WRITTEN REQUEST:
Reproduce all the material exactly, minus any pictures it holds.

Data entries:
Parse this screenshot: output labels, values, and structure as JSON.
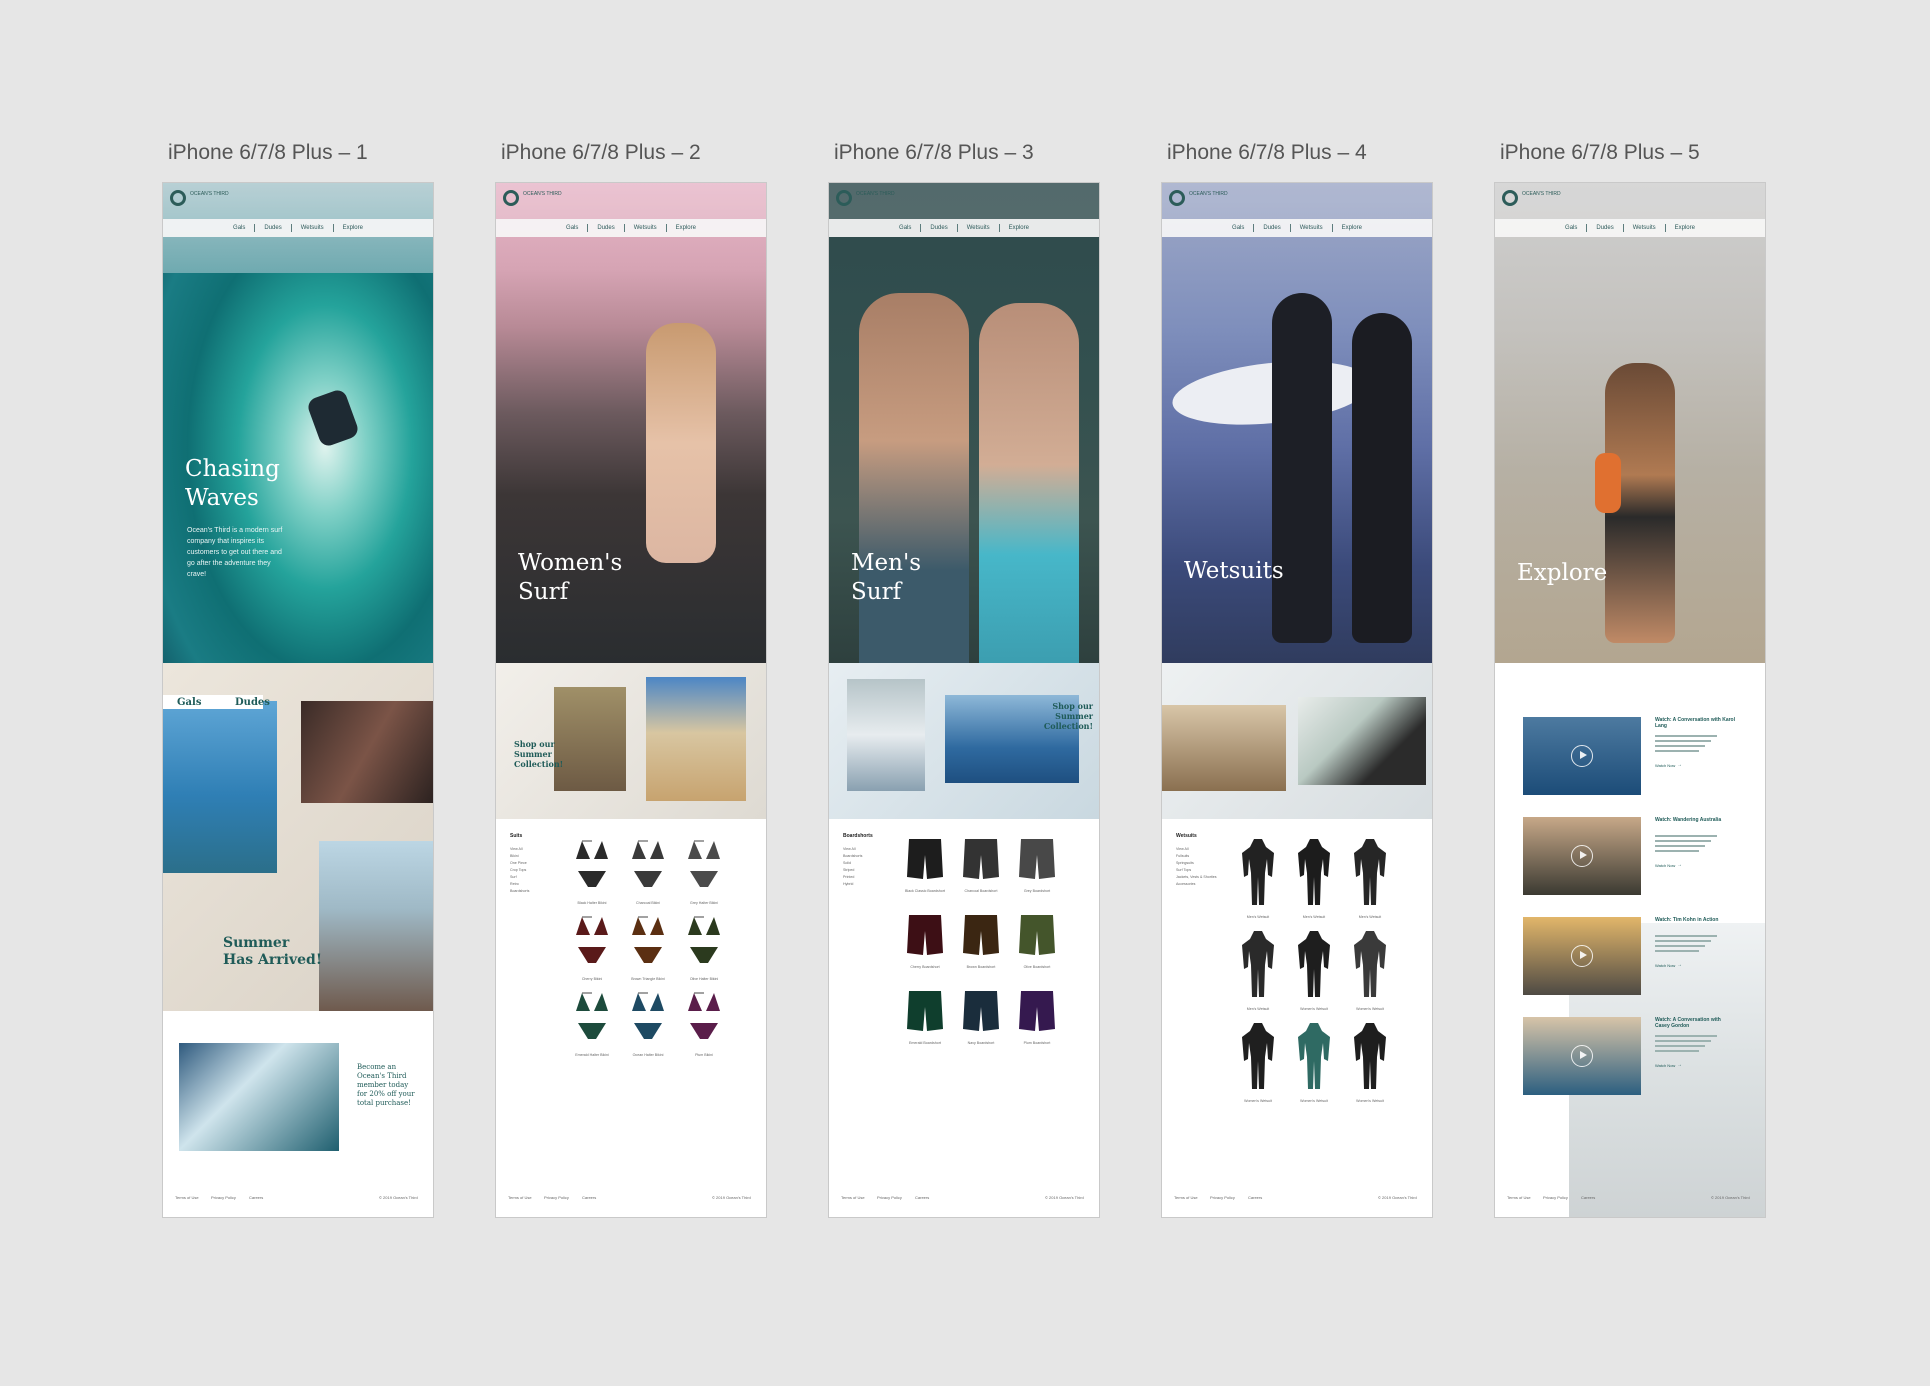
{
  "artboards": [
    {
      "title": "iPhone 6/7/8 Plus – 1",
      "hero_title": "Chasing Waves",
      "hero_sub": "Ocean's Third is a modern surf company that inspires its customers to get out there and go after the adventure they crave!"
    },
    {
      "title": "iPhone 6/7/8 Plus – 2",
      "hero_title": "Women's Surf",
      "collection": "Shop our Summer Collection!"
    },
    {
      "title": "iPhone 6/7/8 Plus – 3",
      "hero_title": "Men's Surf",
      "collection": "Shop our Summer Collection!"
    },
    {
      "title": "iPhone 6/7/8 Plus – 4",
      "hero_title": "Wetsuits"
    },
    {
      "title": "iPhone 6/7/8 Plus – 5",
      "hero_title": "Explore"
    }
  ],
  "nav": [
    "Gals",
    "Dudes",
    "Wetsuits",
    "Explore"
  ],
  "home": {
    "gals": "Gals",
    "dudes": "Dudes",
    "summer": "Summer Has Arrived!",
    "member": "Become an Ocean's Third member today for 20% off your total purchase!"
  },
  "logo_text": "OCEAN'S THIRD",
  "footer": {
    "terms": "Terms of Use",
    "privacy": "Privacy Policy",
    "careers": "Careers",
    "copyright": "© 2019 Ocean's Third"
  },
  "women": {
    "heading": "Suits",
    "categories": [
      "View All",
      "Bikini",
      "One Piece",
      "Crop Tops",
      "Surf",
      "Retro",
      "Boardshorts"
    ],
    "colors": [
      "#2a2a2a",
      "#3a3a3a",
      "#4b4b4b",
      "#5a1a1a",
      "#5b2f12",
      "#2b3a1e",
      "#1d4b3c",
      "#1e4a63",
      "#5a1d4a"
    ],
    "labels": [
      "Black Halter Bikini",
      "Charcoal Bikini",
      "Grey Halter Bikini",
      "Cherry Bikini",
      "Brown Triangle Bikini",
      "Olive Halter Bikini",
      "Emerald Halter Bikini",
      "Ocean Halter Bikini",
      "Plum Bikini"
    ]
  },
  "men": {
    "heading": "Boardshorts",
    "categories": [
      "View All",
      "Boardshorts",
      "Solid",
      "Striped",
      "Printed",
      "Hybrid"
    ],
    "colors": [
      "#1d1d1d",
      "#333333",
      "#484848",
      "#3d0f15",
      "#3b2612",
      "#44552b",
      "#0f3e2d",
      "#1a2d3c",
      "#35194f"
    ],
    "labels": [
      "Black Classic Boardshort",
      "Charcoal Boardshort",
      "Grey Boardshort",
      "Cherry Boardshort",
      "Brown Boardshort",
      "Olive Boardshort",
      "Emerald Boardshort",
      "Navy Boardshort",
      "Plum Boardshort"
    ]
  },
  "wetsuits": {
    "heading": "Wetsuits",
    "categories": [
      "View All",
      "Fullsuits",
      "Springsuits",
      "Surf Tops",
      "Jackets, Vests & Shorties",
      "Accessories"
    ],
    "colors": [
      "#222222",
      "#1c1c1c",
      "#262626",
      "#2a2a2a",
      "#1e1e1e",
      "#3a3a3a",
      "#1f1f1f",
      "#2f6a63",
      "#1e1e1e"
    ],
    "labels": [
      "Men's Wetsuit",
      "Men's Wetsuit",
      "Men's Wetsuit",
      "Men's Wetsuit",
      "Women's Wetsuit",
      "Women's Wetsuit",
      "Women's Wetsuit",
      "Women's Wetsuit",
      "Women's Wetsuit"
    ]
  },
  "explore": {
    "items": [
      {
        "title": "Watch: A Conversation with Karol Lang",
        "cta": "Watch Now"
      },
      {
        "title": "Watch: Wandering Australia",
        "cta": "Watch Now"
      },
      {
        "title": "Watch: Tim Kohn in Action",
        "cta": "Watch Now"
      },
      {
        "title": "Watch: A Conversation with Casey Gordon",
        "cta": "Watch Now"
      }
    ]
  }
}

EXPECTED OUTPUT:
Parse this screenshot: output labels, values, and structure as JSON.
{
  "artboards": [
    {
      "title": "iPhone 6/7/8 Plus – 1",
      "hero_title": "Chasing Waves",
      "hero_sub": "Ocean's Third is a modern surf company that inspires its customers to get out there and go after the adventure they crave!"
    },
    {
      "title": "iPhone 6/7/8 Plus – 2",
      "hero_title": "Women's Surf",
      "collection": "Shop our Summer Collection!"
    },
    {
      "title": "iPhone 6/7/8 Plus – 3",
      "hero_title": "Men's Surf",
      "collection": "Shop our Summer Collection!"
    },
    {
      "title": "iPhone 6/7/8 Plus – 4",
      "hero_title": "Wetsuits"
    },
    {
      "title": "iPhone 6/7/8 Plus – 5",
      "hero_title": "Explore"
    }
  ],
  "nav": [
    "Gals",
    "Dudes",
    "Wetsuits",
    "Explore"
  ],
  "home": {
    "gals": "Gals",
    "dudes": "Dudes",
    "summer": "Summer Has Arrived!",
    "member": "Become an Ocean's Third member today for 20% off your total purchase!"
  },
  "logo_text": "OCEAN'S THIRD",
  "footer": {
    "terms": "Terms of Use",
    "privacy": "Privacy Policy",
    "careers": "Careers",
    "copyright": "© 2019 Ocean's Third"
  },
  "women": {
    "heading": "Suits",
    "categories": [
      "View All",
      "Bikini",
      "One Piece",
      "Crop Tops",
      "Surf",
      "Retro",
      "Boardshorts"
    ],
    "colors": [
      "#2a2a2a",
      "#3a3a3a",
      "#4b4b4b",
      "#5a1a1a",
      "#5b2f12",
      "#2b3a1e",
      "#1d4b3c",
      "#1e4a63",
      "#5a1d4a"
    ],
    "labels": [
      "Black Halter Bikini",
      "Charcoal Bikini",
      "Grey Halter Bikini",
      "Cherry Bikini",
      "Brown Triangle Bikini",
      "Olive Halter Bikini",
      "Emerald Halter Bikini",
      "Ocean Halter Bikini",
      "Plum Bikini"
    ]
  },
  "men": {
    "heading": "Boardshorts",
    "categories": [
      "View All",
      "Boardshorts",
      "Solid",
      "Striped",
      "Printed",
      "Hybrid"
    ],
    "colors": [
      "#1d1d1d",
      "#333333",
      "#484848",
      "#3d0f15",
      "#3b2612",
      "#44552b",
      "#0f3e2d",
      "#1a2d3c",
      "#35194f"
    ],
    "labels": [
      "Black Classic Boardshort",
      "Charcoal Boardshort",
      "Grey Boardshort",
      "Cherry Boardshort",
      "Brown Boardshort",
      "Olive Boardshort",
      "Emerald Boardshort",
      "Navy Boardshort",
      "Plum Boardshort"
    ]
  },
  "wetsuits": {
    "heading": "Wetsuits",
    "categories": [
      "View All",
      "Fullsuits",
      "Springsuits",
      "Surf Tops",
      "Jackets, Vests & Shorties",
      "Accessories"
    ],
    "colors": [
      "#222222",
      "#1c1c1c",
      "#262626",
      "#2a2a2a",
      "#1e1e1e",
      "#3a3a3a",
      "#1f1f1f",
      "#2f6a63",
      "#1e1e1e"
    ],
    "labels": [
      "Men's Wetsuit",
      "Men's Wetsuit",
      "Men's Wetsuit",
      "Men's Wetsuit",
      "Women's Wetsuit",
      "Women's Wetsuit",
      "Women's Wetsuit",
      "Women's Wetsuit",
      "Women's Wetsuit"
    ]
  },
  "explore": {
    "items": [
      {
        "title": "Watch: A Conversation with Karol Lang",
        "cta": "Watch Now"
      },
      {
        "title": "Watch: Wandering Australia",
        "cta": "Watch Now"
      },
      {
        "title": "Watch: Tim Kohn in Action",
        "cta": "Watch Now"
      },
      {
        "title": "Watch: A Conversation with Casey Gordon",
        "cta": "Watch Now"
      }
    ]
  }
}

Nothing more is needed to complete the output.